WHAT THE TASK ASKS:
Copy every line of the entries that includes the word "herbaty".

RECORDS SHOWN:

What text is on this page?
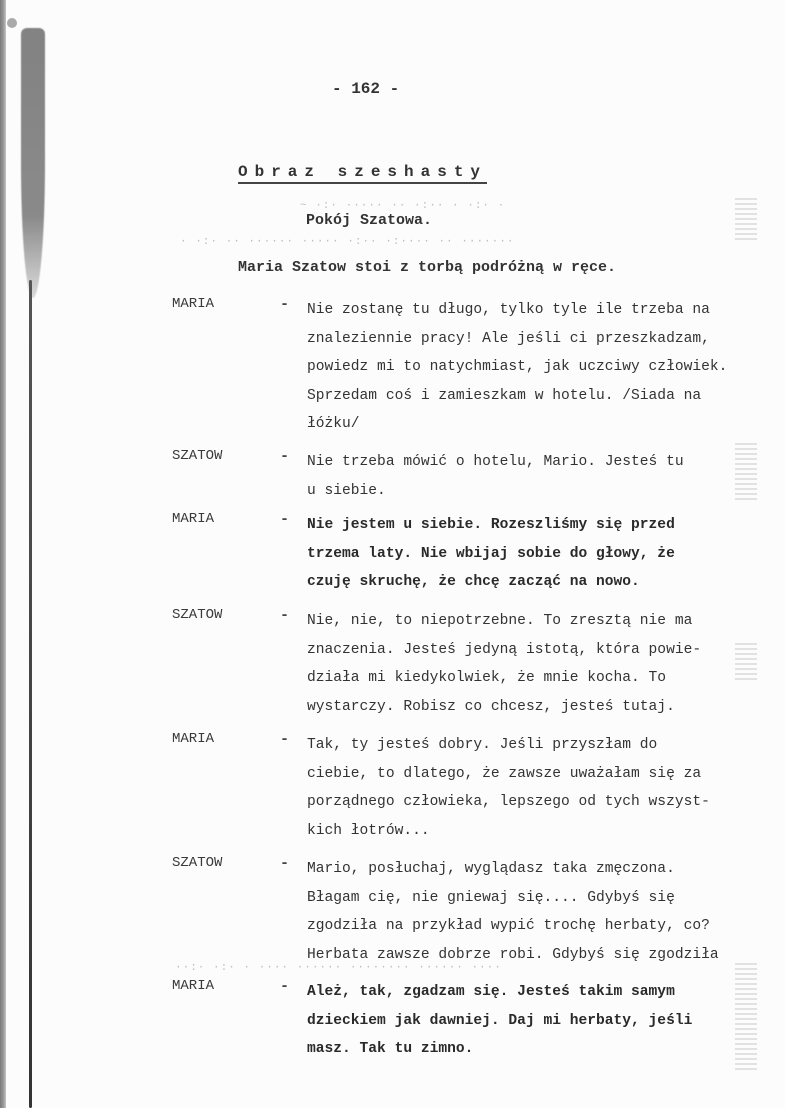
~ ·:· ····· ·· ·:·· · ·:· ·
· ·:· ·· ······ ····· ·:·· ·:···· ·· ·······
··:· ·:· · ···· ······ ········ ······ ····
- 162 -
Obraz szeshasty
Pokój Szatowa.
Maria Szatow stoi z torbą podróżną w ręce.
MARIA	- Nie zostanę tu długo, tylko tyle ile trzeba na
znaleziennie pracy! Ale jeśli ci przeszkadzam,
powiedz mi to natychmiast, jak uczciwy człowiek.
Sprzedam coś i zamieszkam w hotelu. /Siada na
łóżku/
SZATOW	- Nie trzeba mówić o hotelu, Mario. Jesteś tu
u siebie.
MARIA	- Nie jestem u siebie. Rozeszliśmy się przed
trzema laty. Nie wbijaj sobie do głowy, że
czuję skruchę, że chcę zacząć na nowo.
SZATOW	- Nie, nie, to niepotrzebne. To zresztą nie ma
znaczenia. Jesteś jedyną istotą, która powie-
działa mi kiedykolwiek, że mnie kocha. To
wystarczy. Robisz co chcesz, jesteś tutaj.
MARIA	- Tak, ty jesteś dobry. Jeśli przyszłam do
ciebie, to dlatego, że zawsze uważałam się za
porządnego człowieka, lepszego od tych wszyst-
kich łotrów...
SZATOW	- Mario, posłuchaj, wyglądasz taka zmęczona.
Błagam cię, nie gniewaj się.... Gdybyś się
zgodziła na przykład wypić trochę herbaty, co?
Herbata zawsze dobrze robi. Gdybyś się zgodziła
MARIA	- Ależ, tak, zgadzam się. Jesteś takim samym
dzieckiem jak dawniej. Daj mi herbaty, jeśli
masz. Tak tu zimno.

RESPONSE TO THIS TASK:
zgodziła na przykład wypić trochę herbaty, co?
dzieckiem jak dawniej. Daj mi herbaty, jeśli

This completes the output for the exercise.